[Start]

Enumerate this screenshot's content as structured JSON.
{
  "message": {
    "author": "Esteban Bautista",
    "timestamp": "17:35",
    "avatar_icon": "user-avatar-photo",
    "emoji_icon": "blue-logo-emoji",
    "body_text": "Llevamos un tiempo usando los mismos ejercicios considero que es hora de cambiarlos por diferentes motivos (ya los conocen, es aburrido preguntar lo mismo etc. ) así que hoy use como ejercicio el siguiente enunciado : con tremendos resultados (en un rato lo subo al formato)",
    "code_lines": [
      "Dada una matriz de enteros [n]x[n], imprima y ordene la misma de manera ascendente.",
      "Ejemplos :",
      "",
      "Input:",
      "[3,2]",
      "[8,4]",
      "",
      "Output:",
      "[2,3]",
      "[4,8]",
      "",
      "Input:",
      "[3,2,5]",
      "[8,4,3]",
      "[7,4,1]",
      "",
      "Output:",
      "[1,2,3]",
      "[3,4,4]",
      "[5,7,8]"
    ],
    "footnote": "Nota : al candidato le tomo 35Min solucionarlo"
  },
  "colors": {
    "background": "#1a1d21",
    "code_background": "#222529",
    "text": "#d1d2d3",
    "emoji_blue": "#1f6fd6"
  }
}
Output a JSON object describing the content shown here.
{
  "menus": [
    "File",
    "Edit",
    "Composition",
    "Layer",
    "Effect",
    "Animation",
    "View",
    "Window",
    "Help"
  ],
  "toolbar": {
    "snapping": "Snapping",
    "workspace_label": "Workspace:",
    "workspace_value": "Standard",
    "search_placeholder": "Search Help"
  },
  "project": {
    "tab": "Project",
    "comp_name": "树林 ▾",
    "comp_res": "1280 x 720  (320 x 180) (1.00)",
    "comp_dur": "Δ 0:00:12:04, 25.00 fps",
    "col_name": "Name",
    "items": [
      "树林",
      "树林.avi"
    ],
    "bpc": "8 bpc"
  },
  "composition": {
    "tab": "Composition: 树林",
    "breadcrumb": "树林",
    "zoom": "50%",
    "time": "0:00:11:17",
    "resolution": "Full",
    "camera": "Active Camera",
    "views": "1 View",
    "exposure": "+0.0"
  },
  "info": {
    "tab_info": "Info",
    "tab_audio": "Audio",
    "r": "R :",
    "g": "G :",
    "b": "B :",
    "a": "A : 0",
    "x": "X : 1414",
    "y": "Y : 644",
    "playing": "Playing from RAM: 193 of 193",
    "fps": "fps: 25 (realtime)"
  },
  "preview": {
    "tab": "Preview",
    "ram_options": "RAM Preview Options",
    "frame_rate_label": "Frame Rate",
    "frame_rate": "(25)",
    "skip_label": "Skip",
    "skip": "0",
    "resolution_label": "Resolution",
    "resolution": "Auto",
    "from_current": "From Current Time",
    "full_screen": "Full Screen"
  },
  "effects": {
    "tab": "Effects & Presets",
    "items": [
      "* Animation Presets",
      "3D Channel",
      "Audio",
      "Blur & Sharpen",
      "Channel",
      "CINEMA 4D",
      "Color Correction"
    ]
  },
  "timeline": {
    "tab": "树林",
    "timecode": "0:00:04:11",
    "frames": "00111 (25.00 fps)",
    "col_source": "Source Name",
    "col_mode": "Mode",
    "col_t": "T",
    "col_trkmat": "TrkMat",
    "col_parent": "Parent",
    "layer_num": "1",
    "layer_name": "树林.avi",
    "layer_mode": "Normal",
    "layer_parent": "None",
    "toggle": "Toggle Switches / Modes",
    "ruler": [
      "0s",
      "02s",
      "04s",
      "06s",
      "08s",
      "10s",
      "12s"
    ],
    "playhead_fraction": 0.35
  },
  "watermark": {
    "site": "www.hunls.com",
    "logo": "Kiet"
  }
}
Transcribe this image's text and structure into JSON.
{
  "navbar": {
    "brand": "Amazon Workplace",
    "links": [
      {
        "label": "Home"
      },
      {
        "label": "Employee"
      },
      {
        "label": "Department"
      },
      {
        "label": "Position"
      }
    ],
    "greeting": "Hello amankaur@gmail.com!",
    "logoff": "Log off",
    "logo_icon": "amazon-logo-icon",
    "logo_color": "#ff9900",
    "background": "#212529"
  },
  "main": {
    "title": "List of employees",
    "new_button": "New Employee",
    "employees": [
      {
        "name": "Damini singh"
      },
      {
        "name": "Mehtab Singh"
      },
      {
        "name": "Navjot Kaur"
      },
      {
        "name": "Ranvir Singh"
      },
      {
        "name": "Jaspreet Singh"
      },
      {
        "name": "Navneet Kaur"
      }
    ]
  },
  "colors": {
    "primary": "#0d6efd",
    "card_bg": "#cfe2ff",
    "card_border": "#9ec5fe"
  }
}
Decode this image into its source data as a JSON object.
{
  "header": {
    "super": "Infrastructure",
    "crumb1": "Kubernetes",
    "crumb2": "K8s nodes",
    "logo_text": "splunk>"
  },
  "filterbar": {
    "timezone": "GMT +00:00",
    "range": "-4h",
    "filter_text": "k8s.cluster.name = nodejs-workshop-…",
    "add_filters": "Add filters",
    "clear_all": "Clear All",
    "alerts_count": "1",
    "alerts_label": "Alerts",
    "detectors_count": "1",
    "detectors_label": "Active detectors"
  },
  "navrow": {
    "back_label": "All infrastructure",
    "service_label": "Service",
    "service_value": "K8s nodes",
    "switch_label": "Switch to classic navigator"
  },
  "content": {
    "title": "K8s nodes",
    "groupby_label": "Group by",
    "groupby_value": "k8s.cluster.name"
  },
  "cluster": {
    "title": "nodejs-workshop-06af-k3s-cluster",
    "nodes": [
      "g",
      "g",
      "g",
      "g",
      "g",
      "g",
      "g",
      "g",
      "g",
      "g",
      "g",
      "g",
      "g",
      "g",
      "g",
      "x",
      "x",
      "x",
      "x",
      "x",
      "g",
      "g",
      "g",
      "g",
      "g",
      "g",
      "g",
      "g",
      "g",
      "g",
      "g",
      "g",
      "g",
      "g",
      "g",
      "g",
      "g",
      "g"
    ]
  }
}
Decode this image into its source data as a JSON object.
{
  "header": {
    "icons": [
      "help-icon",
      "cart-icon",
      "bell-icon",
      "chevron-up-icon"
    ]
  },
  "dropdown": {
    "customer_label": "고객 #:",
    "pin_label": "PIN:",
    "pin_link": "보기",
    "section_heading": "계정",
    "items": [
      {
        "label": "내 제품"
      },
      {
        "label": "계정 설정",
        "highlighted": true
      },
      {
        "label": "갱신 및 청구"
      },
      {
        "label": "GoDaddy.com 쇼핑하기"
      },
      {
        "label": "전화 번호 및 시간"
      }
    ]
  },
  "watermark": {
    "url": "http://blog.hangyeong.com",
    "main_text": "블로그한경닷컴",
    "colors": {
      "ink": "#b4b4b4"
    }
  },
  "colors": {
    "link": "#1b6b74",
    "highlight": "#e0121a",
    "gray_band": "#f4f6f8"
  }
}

[End]

INSTRUCTIONS TO FOLLOW ->
Search the records above for the string "this". Copy every line that contains it.

TASK SOLUTION ->
Enumerate this screenshot's content as structured JSON.
Transcribe this image's text and structure into JSON.
Decode this image into its source data as a JSON object.
Decode this image into its source data as a JSON object.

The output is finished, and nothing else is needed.